» **Given request**: Repeat the records below exactly, leaving out any pictures.

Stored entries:
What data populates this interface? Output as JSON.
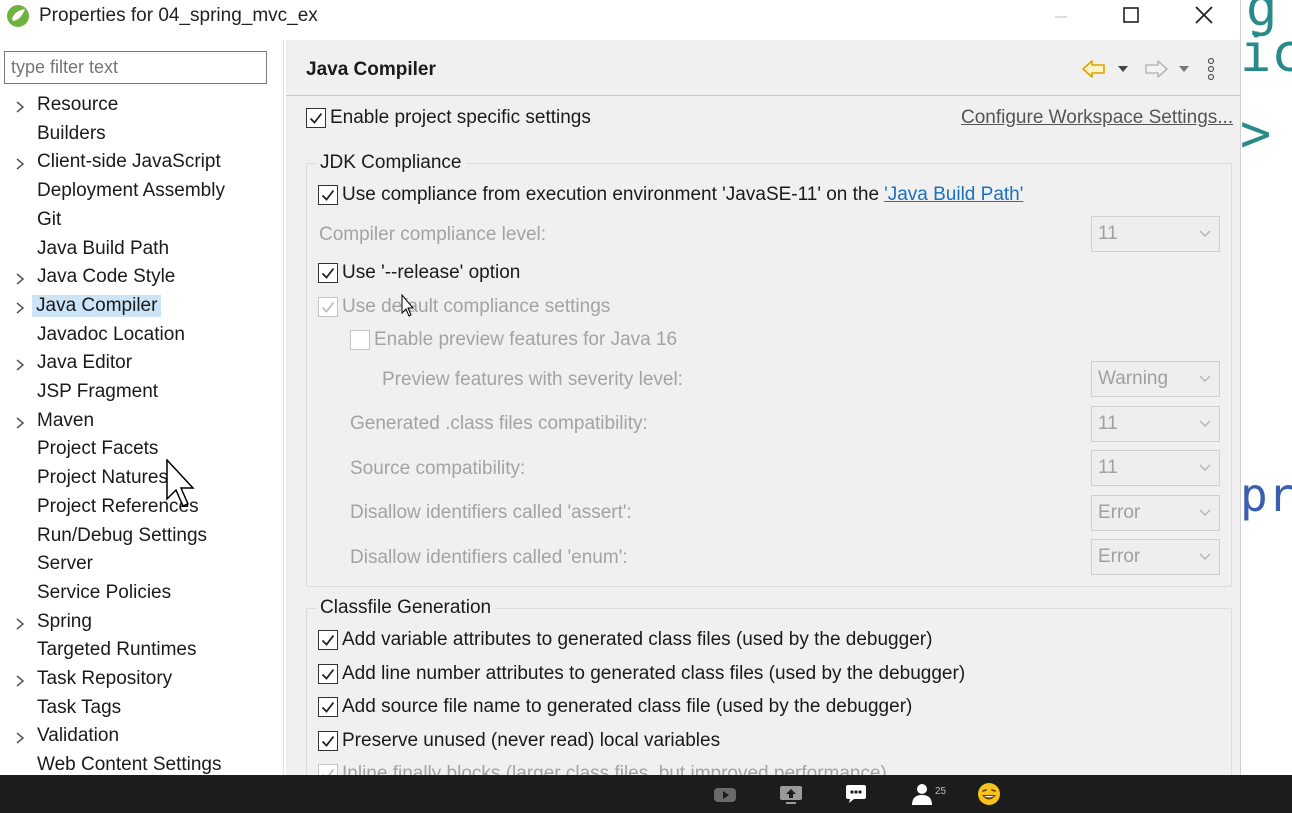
{
  "window": {
    "title": "Properties for 04_spring_mvc_ex"
  },
  "filter": {
    "placeholder": "type filter text"
  },
  "tree": [
    {
      "label": "Resource",
      "expandable": true
    },
    {
      "label": "Builders",
      "expandable": false
    },
    {
      "label": "Client-side JavaScript",
      "expandable": true
    },
    {
      "label": "Deployment Assembly",
      "expandable": false
    },
    {
      "label": "Git",
      "expandable": false
    },
    {
      "label": "Java Build Path",
      "expandable": false
    },
    {
      "label": "Java Code Style",
      "expandable": true
    },
    {
      "label": "Java Compiler",
      "expandable": true,
      "selected": true
    },
    {
      "label": "Javadoc Location",
      "expandable": false
    },
    {
      "label": "Java Editor",
      "expandable": true
    },
    {
      "label": "JSP Fragment",
      "expandable": false
    },
    {
      "label": "Maven",
      "expandable": true
    },
    {
      "label": "Project Facets",
      "expandable": false
    },
    {
      "label": "Project Natures",
      "expandable": false
    },
    {
      "label": "Project References",
      "expandable": false
    },
    {
      "label": "Run/Debug Settings",
      "expandable": false
    },
    {
      "label": "Server",
      "expandable": false
    },
    {
      "label": "Service Policies",
      "expandable": false
    },
    {
      "label": "Spring",
      "expandable": true
    },
    {
      "label": "Targeted Runtimes",
      "expandable": false
    },
    {
      "label": "Task Repository",
      "expandable": true
    },
    {
      "label": "Task Tags",
      "expandable": false
    },
    {
      "label": "Validation",
      "expandable": true
    },
    {
      "label": "Web Content Settings",
      "expandable": false
    }
  ],
  "page": {
    "title": "Java Compiler",
    "enable_project_specific": "Enable project specific settings",
    "configure_workspace": "Configure Workspace Settings..."
  },
  "jdk": {
    "group_title": "JDK Compliance",
    "use_compliance_prefix": "Use compliance from execution environment 'JavaSE-11' on the ",
    "use_compliance_link": "'Java Build Path'",
    "compiler_level_label": "Compiler compliance level:",
    "compiler_level_value": "11",
    "use_release": "Use '--release' option",
    "use_default": "Use default compliance settings",
    "enable_preview": "Enable preview features for Java 16",
    "preview_severity_label": "Preview features with severity level:",
    "preview_severity_value": "Warning",
    "generated_compat_label": "Generated .class files compatibility:",
    "generated_compat_value": "11",
    "source_compat_label": "Source compatibility:",
    "source_compat_value": "11",
    "disallow_assert_label": "Disallow identifiers called 'assert':",
    "disallow_assert_value": "Error",
    "disallow_enum_label": "Disallow identifiers called 'enum':",
    "disallow_enum_value": "Error"
  },
  "classfile": {
    "group_title": "Classfile Generation",
    "opt1": "Add variable attributes to generated class files (used by the debugger)",
    "opt2": "Add line number attributes to generated class files (used by the debugger)",
    "opt3": "Add source file name to generated class file (used by the debugger)",
    "opt4": "Preserve unused (never read) local variables",
    "opt5": "Inline finally blocks (larger class files, but improved performance)"
  },
  "taskbar": {
    "participant_count": "25"
  },
  "colors": {
    "selection": "#cce4f7",
    "link": "#1a6fc0",
    "panel": "#f0f0f0"
  }
}
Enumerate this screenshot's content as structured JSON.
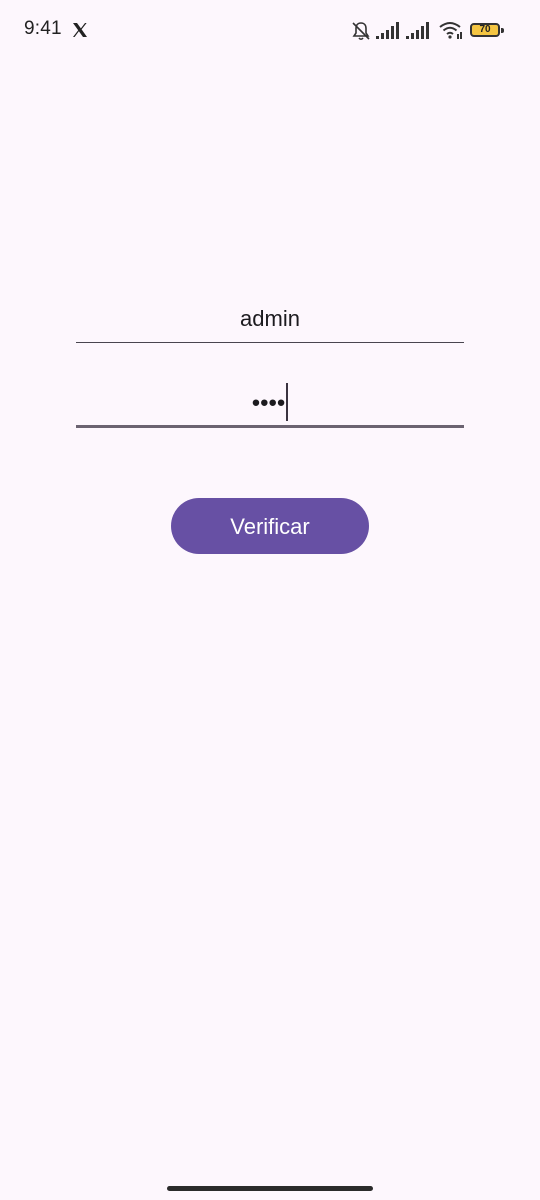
{
  "status_bar": {
    "time": "9:41",
    "battery_level": "70",
    "icons": [
      "x-logo-icon",
      "bell-off-icon",
      "signal-1-icon",
      "signal-2-icon",
      "wifi-icon",
      "battery-icon"
    ]
  },
  "login": {
    "username_value": "admin",
    "password_masked": "••••",
    "password_length": 4,
    "verify_label": "Verificar"
  },
  "colors": {
    "background": "#fdf7fd",
    "primary": "#6750a4",
    "on_primary": "#ffffff",
    "underline": "#49454f"
  }
}
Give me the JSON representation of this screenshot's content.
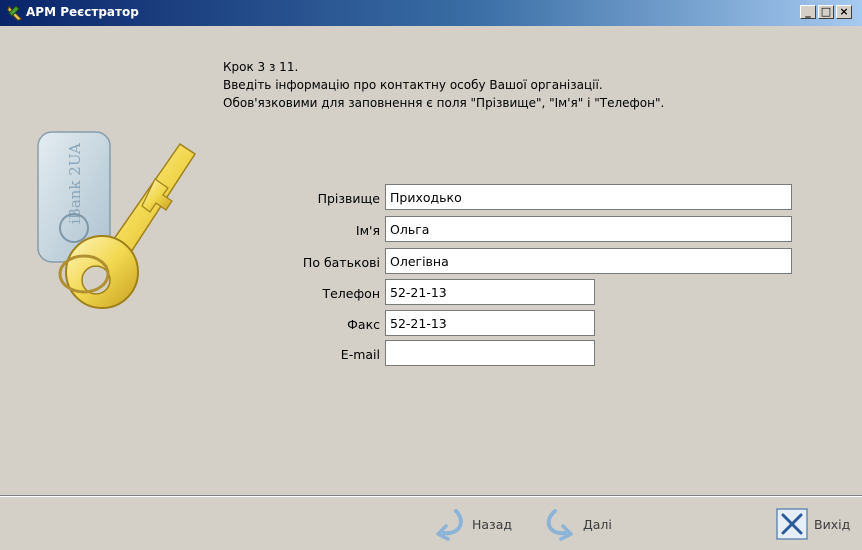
{
  "window": {
    "title": "АРМ Реєстратор",
    "controls": {
      "minimize": "_",
      "maximize": "□",
      "close": "×"
    }
  },
  "instructions": {
    "step": "Крок 3 з 11.",
    "line1": "Введіть інформацію про контактну особу Вашої організації.",
    "line2": "Обов'язковими для заповнення є поля \"Прізвище\", \"Ім'я\" і \"Телефон\"."
  },
  "illustration": {
    "tag_text": "iBank 2UA",
    "icon": "key-icon"
  },
  "form": {
    "surname": {
      "label": "Прізвище",
      "value": "Приходько"
    },
    "name": {
      "label": "Ім'я",
      "value": "Ольга"
    },
    "patronymic": {
      "label": "По батькові",
      "value": "Олегівна"
    },
    "phone": {
      "label": "Телефон",
      "value": "52-21-13"
    },
    "fax": {
      "label": "Факс",
      "value": "52-21-13"
    },
    "email": {
      "label": "E-mail",
      "value": ""
    }
  },
  "buttons": {
    "back": {
      "label": "Назад",
      "icon": "arrow-back-icon"
    },
    "next": {
      "label": "Далі",
      "icon": "arrow-next-icon"
    },
    "exit": {
      "label": "Вихід",
      "icon": "exit-x-icon"
    }
  }
}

» **Output for this exercise**:
What data populates this interface? Output as JSON.
{
  "window": {
    "title": "Properties for 04_spring_mvc_ex"
  },
  "filter": {
    "placeholder": "type filter text"
  },
  "tree": [
    {
      "label": "Resource",
      "expandable": true
    },
    {
      "label": "Builders",
      "expandable": false
    },
    {
      "label": "Client-side JavaScript",
      "expandable": true
    },
    {
      "label": "Deployment Assembly",
      "expandable": false
    },
    {
      "label": "Git",
      "expandable": false
    },
    {
      "label": "Java Build Path",
      "expandable": false
    },
    {
      "label": "Java Code Style",
      "expandable": true
    },
    {
      "label": "Java Compiler",
      "expandable": true,
      "selected": true
    },
    {
      "label": "Javadoc Location",
      "expandable": false
    },
    {
      "label": "Java Editor",
      "expandable": true
    },
    {
      "label": "JSP Fragment",
      "expandable": false
    },
    {
      "label": "Maven",
      "expandable": true
    },
    {
      "label": "Project Facets",
      "expandable": false
    },
    {
      "label": "Project Natures",
      "expandable": false
    },
    {
      "label": "Project References",
      "expandable": false
    },
    {
      "label": "Run/Debug Settings",
      "expandable": false
    },
    {
      "label": "Server",
      "expandable": false
    },
    {
      "label": "Service Policies",
      "expandable": false
    },
    {
      "label": "Spring",
      "expandable": true
    },
    {
      "label": "Targeted Runtimes",
      "expandable": false
    },
    {
      "label": "Task Repository",
      "expandable": true
    },
    {
      "label": "Task Tags",
      "expandable": false
    },
    {
      "label": "Validation",
      "expandable": true
    },
    {
      "label": "Web Content Settings",
      "expandable": false
    }
  ],
  "page": {
    "title": "Java Compiler",
    "enable_project_specific": "Enable project specific settings",
    "configure_workspace": "Configure Workspace Settings..."
  },
  "jdk": {
    "group_title": "JDK Compliance",
    "use_compliance_prefix": "Use compliance from execution environment 'JavaSE-11' on the ",
    "use_compliance_link": "'Java Build Path'",
    "compiler_level_label": "Compiler compliance level:",
    "compiler_level_value": "11",
    "use_release": "Use '--release' option",
    "use_default": "Use default compliance settings",
    "enable_preview": "Enable preview features for Java 16",
    "preview_severity_label": "Preview features with severity level:",
    "preview_severity_value": "Warning",
    "generated_compat_label": "Generated .class files compatibility:",
    "generated_compat_value": "11",
    "source_compat_label": "Source compatibility:",
    "source_compat_value": "11",
    "disallow_assert_label": "Disallow identifiers called 'assert':",
    "disallow_assert_value": "Error",
    "disallow_enum_label": "Disallow identifiers called 'enum':",
    "disallow_enum_value": "Error"
  },
  "classfile": {
    "group_title": "Classfile Generation",
    "opt1": "Add variable attributes to generated class files (used by the debugger)",
    "opt2": "Add line number attributes to generated class files (used by the debugger)",
    "opt3": "Add source file name to generated class file (used by the debugger)",
    "opt4": "Preserve unused (never read) local variables",
    "opt5": "Inline finally blocks (larger class files, but improved performance)"
  },
  "taskbar": {
    "participant_count": "25"
  },
  "colors": {
    "selection": "#cce4f7",
    "link": "#1a6fc0",
    "panel": "#f0f0f0"
  }
}
Enumerate this screenshot's content as structured JSON.
{
  "status_bar": {
    "time": "9:41",
    "battery_level": "70",
    "icons": [
      "x-logo-icon",
      "bell-off-icon",
      "signal-1-icon",
      "signal-2-icon",
      "wifi-icon",
      "battery-icon"
    ]
  },
  "login": {
    "username_value": "admin",
    "password_masked": "••••",
    "password_length": 4,
    "verify_label": "Verificar"
  },
  "colors": {
    "background": "#fdf7fd",
    "primary": "#6750a4",
    "on_primary": "#ffffff",
    "underline": "#49454f"
  }
}
Give me the JSON representation of this screenshot's content.
{
  "window": {
    "title": "АРМ Реєстратор",
    "controls": {
      "minimize": "_",
      "maximize": "□",
      "close": "×"
    }
  },
  "instructions": {
    "step": "Крок 3 з 11.",
    "line1": "Введіть інформацію про контактну особу Вашої організації.",
    "line2": "Обов'язковими для заповнення є поля \"Прізвище\", \"Ім'я\" і \"Телефон\"."
  },
  "illustration": {
    "tag_text": "iBank 2UA",
    "icon": "key-icon"
  },
  "form": {
    "surname": {
      "label": "Прізвище",
      "value": "Приходько"
    },
    "name": {
      "label": "Ім'я",
      "value": "Ольга"
    },
    "patronymic": {
      "label": "По батькові",
      "value": "Олегівна"
    },
    "phone": {
      "label": "Телефон",
      "value": "52-21-13"
    },
    "fax": {
      "label": "Факс",
      "value": "52-21-13"
    },
    "email": {
      "label": "E-mail",
      "value": ""
    }
  },
  "buttons": {
    "back": {
      "label": "Назад",
      "icon": "arrow-back-icon"
    },
    "next": {
      "label": "Далі",
      "icon": "arrow-next-icon"
    },
    "exit": {
      "label": "Вихід",
      "icon": "exit-x-icon"
    }
  }
}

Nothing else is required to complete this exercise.